After several hikes on the corridor trails, I decided it was time to expand our family's Grand Canyon experience to the backcountry!
Reading the triplogs of others and viewing the breathtaking photos, it was an easy choice to put the Thunder River-Deer Creek loop at the top of the list. So, with my wife and three of our kids (16, 13, and 12), we tackled our first "primitive" trail in the GC.
What a fantastic place!
I put in a permit application for 6 on the first of June for an October permit, with the idea of going over fall break in my kids' school schedule. The NPS website says that all request received by 5 pm on the first of the month are eligible for "earliest consideration" and are randomly ordered for processing. I know October is a popular month for this hike, so perhaps not surprisingly, I didn't get my first (or second) choice on dates or camp locations.
But, with the help and advice of the HAZ forum, I was able to work out an itinerary that turned out to be great.
Day 1 (Thursday)--travel and camp on the rim near the Bill Hall TH
We traveled up from Phoenix on Thursday with the intent of camping on the rim near the trailhead and getting an early start on Friday morning. The drive up was uneventful. We stopped for cookies at Jacob Lake, then headed down Hwy 67 towards the rim. There are several ways to access the trailhead, some more direct than others. Ultimately, we decided to take the NPS recommended route (FSR22 to FSR425 to FSR292, then 292A), even though it's one of the less direct routes (about 30 miles from Hwy 67). Despite the fact that it had rained for several days earlier in the week, the roads were in great condition. With the exception of a a couple of mud puddles near the very end of the trail, the bulk of the off-road ride is sedan-capable.
We arrived at Crazy Jug Point just in time to watch the sunset over the western horizon on the Canyon.
The main camping spot at the point was occupied (and, in any event, was not really in an ideal location, in my opinion [surrounded by trees w/ no direct view over the canyon]), so we continued down the road toward the TH until we found a fantastic camping spot with an established fire ring, right on the edge of the the Canyon. There were at least 2 or 3 other, similar campsites along the last mile of the road to the trailhead.
We set up camp, enjoyed some dinner and conversation around the fire, and then hit the hay. Despite the rainy weather earlier in the week, the forecast for our trip was nothing but sunny and clear days and moonless (i.e., star-filled) nights. The Milky Way was in full-view overhead, punctuated by frequent shooting stars.
Day 2 (Friday)--Hike from Bill Hall TH to camp at Upper Tapeats Campground (11.0 mi.)
After breakfast in the morning, we reorganized our packs a bit and took the short drive to the trailhead. The parking area was rather full (approx. 25 cars).
We shouldered our packs and had our first discovery of the trip--water is heavy!
Each of us carried an extra gallon that we planned to cache along the route, which we did in three places: (1) 2 gallons near the Thunder River Trail junction (2.6 mi. in, at the bottom of the first descent); 1 gallon at the southern edge of the Esplanade just before the redwall break down to Surprise Valley (5.4 mi. in); and 2 gallons about halfway down the western fork in Surprise Valley (on the way to Deer Creek, where we planned to spend our final night).
The initial descent from Monument Point was our first introduction to "primitive" trails. I wasn't too surprised, but my 12-year-old daughter was not a fan.
_ _ _
GOALS
[A] In the Thunder River–Deer Creek trip report, which roads make up the NPS recommended route to the trailhead? List them in order.
[B] Resume the Thunder River–Deer Creek trip report, starting after its last sentence.
The data after this sentence is separate from the trip report.

DATA SECTION
_ _ _
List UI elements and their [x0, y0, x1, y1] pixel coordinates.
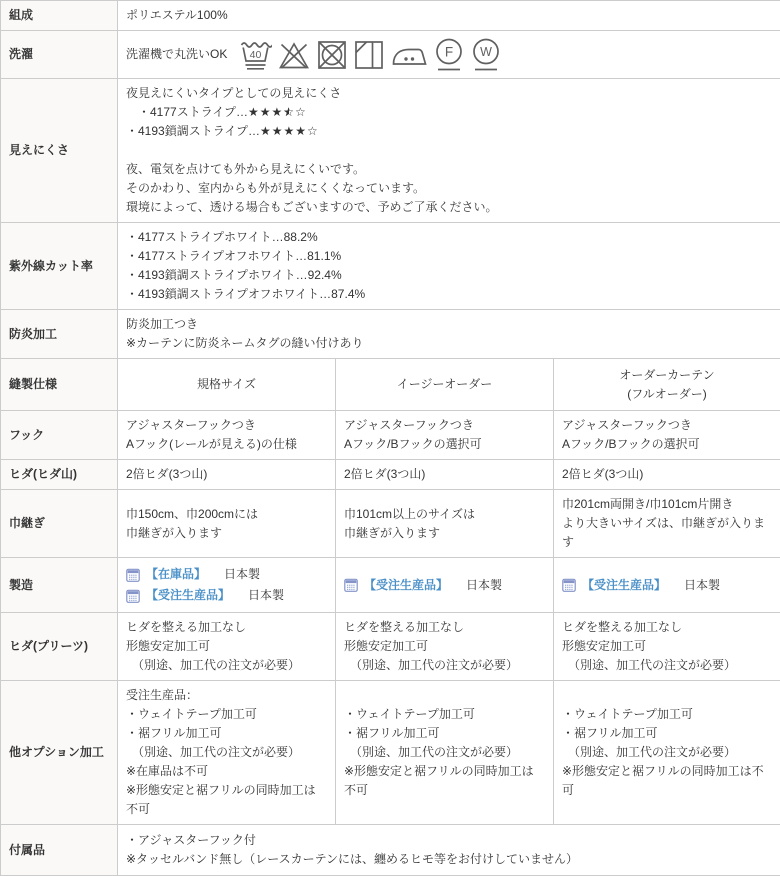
_ _ _
TASK-BY-TASK RESULTS
[A] FSR22, FSR425, FSR292, 292A

[B]
She was tentative at first, but gained confidence as we went and overall did great on the hike. All of us on the trip had done the one-day rim-to-rim at least once (my two youngest finished our most recent crossing with me just a couple of weeks before this trip), and my kids all run cross-country, so I knew they were in good shape. The other thing that helped was hiking poles. I'm not usually a fan of hiking poles, but they proved invaluable in this steep, rocky, and uneven terrain, particularly with the added balance issues of carrying a loaded backpack along the sometimes exposed ledges.
We were prepared for the somewhat tricky downclimb at 1.5 mi., and nearly all managed to downclimb with packs on. No ropes needed in my view. At worst, remove the pack and hand it down to someone standing below.
After the 49-switchbacks and joint-grinding, steep descent to the Thunder River Trail junction, we were glad to reach the flat reprieve of the Esplanade. The Sedona-like sandstone formations were very cool, and we had the benefit of seeing the area after some good rain. Many of the "potholes" in the rock were filled with water, and made for nice pools to dip our feet in and cool down before our descent into Surprise Valley.
By the time we reached Surprise Valley, the sun was heating up and the valley was living up to its reputation as a natural oven
--my mini-thermometer was registering in the upper 90s. At the Deer Creek/Thunder River fork, my son and I dropped our packs and headed down the western (Deer Creek) trail in search of a decent camping spot and place to cache our final 2-gallons of water for our last night in the canyon. As expected, we didn't see any super-appealing camping spots, but didn't want to expend a lot of time/energy searching, so after about .2 mi., we settled on a spot that was do-able, cached our water, and headed back to the fork to continue our trek over the Thunder River.
The water in our camelbacks lasted us to the edge of Surprise Valley. Thankfully, by that point, we had Thunder Spring "in view" (and well prior to that, within "earshot") and the final, east-facing descent was shaded as the afternoon sun dropped towards the western horizon. A half-mile of steep down-climbing later, we were drinking from Thunder Spring and admiring the power and beauty of the shortest named river in the world (.5 mi.).
I wanted to stay longer at the spring, but my crew was ready to put their feet up at camp after a long day of hiking, so we soldiered on, passing a rattlesnake who said "hello" to us in their typical fashion, before slithering off under a nearby rock. I had intentions of heading back up in the morning, but after realizing that it was about a mile and 800-900 ft of elevation gain to go back from the campground, I contented myself with a lot of photos on the continued hike down in the pleasant early evening light.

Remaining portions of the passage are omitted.